[INSTRUCTION]: Show every line of the material that contains the string "label".

[SUPPLIED RECORDS]:
☆ ☆ ☆ ☆ ☆

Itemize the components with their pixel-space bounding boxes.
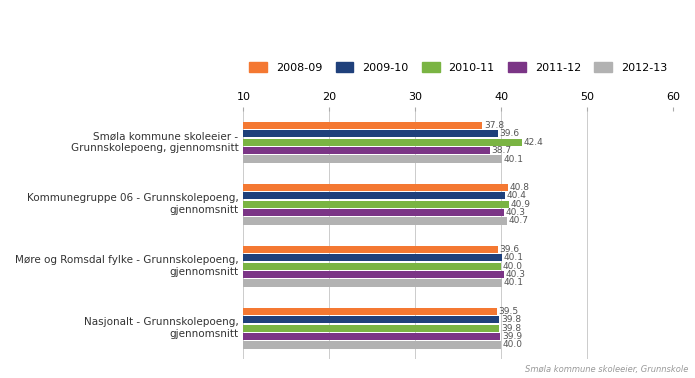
Bar	[243, 271, 504, 278]
Text: 37.8: 37.8	[484, 121, 504, 130]
Text: 42.4: 42.4	[523, 138, 543, 147]
Bar	[243, 192, 505, 200]
Bar	[243, 308, 497, 315]
Text: 40.4: 40.4	[507, 191, 526, 200]
Bar	[243, 139, 522, 146]
Text: 39.6: 39.6	[500, 245, 520, 254]
Bar	[243, 325, 500, 332]
Bar	[243, 209, 504, 216]
Text: 40.3: 40.3	[505, 270, 525, 279]
Bar	[243, 341, 501, 349]
Text: 40.1: 40.1	[504, 253, 524, 262]
Bar	[243, 184, 508, 191]
Bar	[243, 254, 502, 262]
Bar	[243, 246, 498, 253]
Bar	[243, 201, 509, 208]
Bar	[243, 333, 500, 340]
Text: 39.6: 39.6	[500, 129, 520, 138]
Bar	[243, 316, 500, 324]
Text: Smøla kommune skoleeier, Grunnskole: Smøla kommune skoleeier, Grunnskole	[525, 365, 688, 374]
Bar	[243, 217, 507, 225]
Text: 40.0: 40.0	[503, 262, 523, 271]
Text: 40.3: 40.3	[505, 208, 525, 217]
Text: 40.1: 40.1	[504, 155, 524, 164]
Text: 39.8: 39.8	[501, 324, 521, 333]
Text: 39.8: 39.8	[501, 315, 521, 324]
Bar	[243, 279, 502, 287]
Text: 40.9: 40.9	[511, 200, 531, 209]
Text: 40.7: 40.7	[509, 217, 529, 226]
Bar	[243, 155, 502, 163]
Text: 39.5: 39.5	[498, 307, 518, 316]
Legend: 2008-09, 2009-10, 2010-11, 2011-12, 2012-13: 2008-09, 2009-10, 2010-11, 2011-12, 2012…	[250, 62, 667, 73]
Bar	[243, 147, 490, 154]
Text: 40.8: 40.8	[510, 183, 530, 192]
Bar	[243, 122, 482, 129]
Bar	[243, 263, 501, 270]
Text: 40.1: 40.1	[504, 279, 524, 288]
Text: 38.7: 38.7	[492, 146, 512, 155]
Text: 39.9: 39.9	[502, 332, 522, 341]
Text: 40.0: 40.0	[503, 341, 523, 350]
Bar	[243, 130, 498, 138]
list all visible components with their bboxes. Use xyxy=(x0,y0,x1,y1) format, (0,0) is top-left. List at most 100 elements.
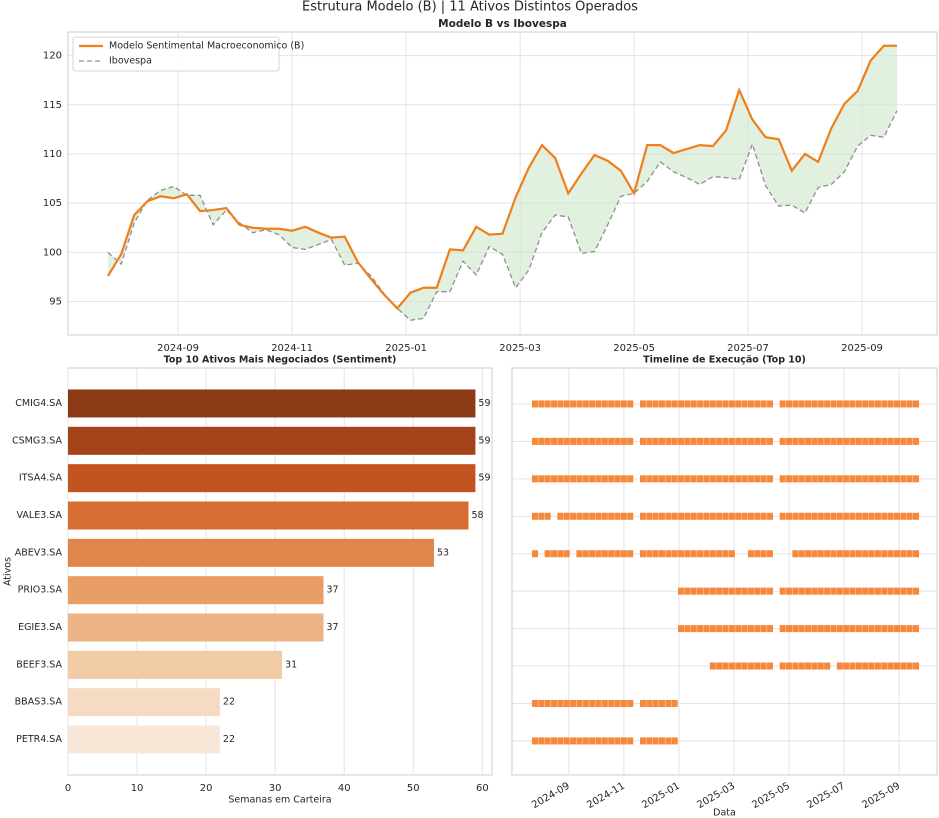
marker xyxy=(900,550,907,558)
marker xyxy=(906,475,913,483)
marker xyxy=(576,699,583,707)
marker xyxy=(843,437,850,445)
marker xyxy=(684,625,691,633)
marker xyxy=(538,737,545,745)
y-tick-label: CMIG4.SA xyxy=(15,398,62,409)
marker xyxy=(659,737,666,745)
marker xyxy=(913,400,920,408)
marker xyxy=(735,400,742,408)
y-tick-label: BBAS3.SA xyxy=(15,697,63,708)
marker xyxy=(728,437,735,445)
marker xyxy=(824,625,831,633)
marker xyxy=(747,587,754,595)
plot-area xyxy=(511,367,938,776)
marker xyxy=(639,699,646,707)
x-tick-label: 2025-01 xyxy=(385,343,427,354)
y-tick-label: 100 xyxy=(43,247,62,258)
marker xyxy=(881,437,888,445)
marker xyxy=(805,475,812,483)
marker xyxy=(716,400,723,408)
legend-box xyxy=(72,36,280,72)
marker xyxy=(589,699,596,707)
marker xyxy=(766,662,773,670)
marker xyxy=(874,512,881,520)
marker xyxy=(887,475,894,483)
marker xyxy=(614,737,621,745)
marker xyxy=(849,400,856,408)
marker xyxy=(608,550,615,558)
marker xyxy=(805,625,812,633)
marker xyxy=(646,475,653,483)
marker xyxy=(849,625,856,633)
x-tick-label: 20 xyxy=(200,783,213,794)
marker xyxy=(811,662,818,670)
marker xyxy=(582,550,589,558)
marker xyxy=(690,512,697,520)
marker xyxy=(741,662,748,670)
marker xyxy=(843,625,850,633)
marker xyxy=(716,512,723,520)
marker xyxy=(887,662,894,670)
marker xyxy=(766,512,773,520)
chart-title: Top 10 Ativos Mais Negociados (Sentiment… xyxy=(164,355,397,366)
marker xyxy=(906,437,913,445)
marker xyxy=(862,550,869,558)
marker xyxy=(722,625,729,633)
marker xyxy=(639,475,646,483)
marker xyxy=(601,400,608,408)
marker xyxy=(868,625,875,633)
marker xyxy=(893,587,900,595)
marker xyxy=(576,737,583,745)
marker xyxy=(722,550,729,558)
marker xyxy=(766,550,773,558)
marker xyxy=(887,400,894,408)
marker xyxy=(817,587,824,595)
marker xyxy=(836,400,843,408)
marker xyxy=(760,587,767,595)
marker xyxy=(817,625,824,633)
marker xyxy=(766,625,773,633)
marker xyxy=(855,437,862,445)
marker xyxy=(709,437,716,445)
marker xyxy=(709,550,716,558)
marker xyxy=(874,400,881,408)
x-tick-label: 0 xyxy=(65,783,71,794)
marker xyxy=(728,512,735,520)
y-tick-label: 120 xyxy=(43,51,62,62)
marker xyxy=(595,475,602,483)
marker xyxy=(551,737,558,745)
marker xyxy=(557,737,564,745)
marker xyxy=(824,587,831,595)
marker xyxy=(824,437,831,445)
marker xyxy=(811,512,818,520)
marker xyxy=(836,662,843,670)
marker xyxy=(671,437,678,445)
x-tick-label: 2024-09 xyxy=(157,343,199,354)
marker xyxy=(868,400,875,408)
marker xyxy=(703,512,710,520)
marker xyxy=(709,587,716,595)
marker xyxy=(805,400,812,408)
x-tick-label: 30 xyxy=(269,783,282,794)
marker xyxy=(786,400,793,408)
marker xyxy=(735,625,742,633)
marker xyxy=(563,737,570,745)
value-label: 37 xyxy=(327,622,339,633)
marker xyxy=(639,400,646,408)
marker xyxy=(557,699,564,707)
marker xyxy=(887,550,894,558)
marker xyxy=(665,400,672,408)
marker xyxy=(595,437,602,445)
marker xyxy=(881,587,888,595)
marker xyxy=(779,512,786,520)
marker xyxy=(798,587,805,595)
marker xyxy=(601,475,608,483)
marker xyxy=(646,699,653,707)
y-tick-label: ABEV3.SA xyxy=(15,547,63,558)
marker xyxy=(849,475,856,483)
marker xyxy=(805,550,812,558)
marker xyxy=(728,400,735,408)
marker xyxy=(620,512,627,520)
marker xyxy=(665,737,672,745)
marker xyxy=(589,400,596,408)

☆ ☆ ☆ ☆ ☆

[RESULT OF THE TASK]:
y-tick-label: CMIG4.SA xyxy=(15,398,62,409)
y-tick-label: BBAS3.SA xyxy=(15,697,63,708)
x-tick-label: 2025-01 xyxy=(385,343,427,354)
y-tick-label: 100 xyxy=(43,247,62,258)
x-tick-label: 20 xyxy=(200,783,213,794)
x-tick-label: 0 xyxy=(65,783,71,794)
y-tick-label: 120 xyxy=(43,51,62,62)
x-tick-label: 2024-09 xyxy=(157,343,199,354)
x-tick-label: 30 xyxy=(269,783,282,794)
value-label: 37 xyxy=(327,622,339,633)
y-tick-label: ABEV3.SA xyxy=(15,547,63,558)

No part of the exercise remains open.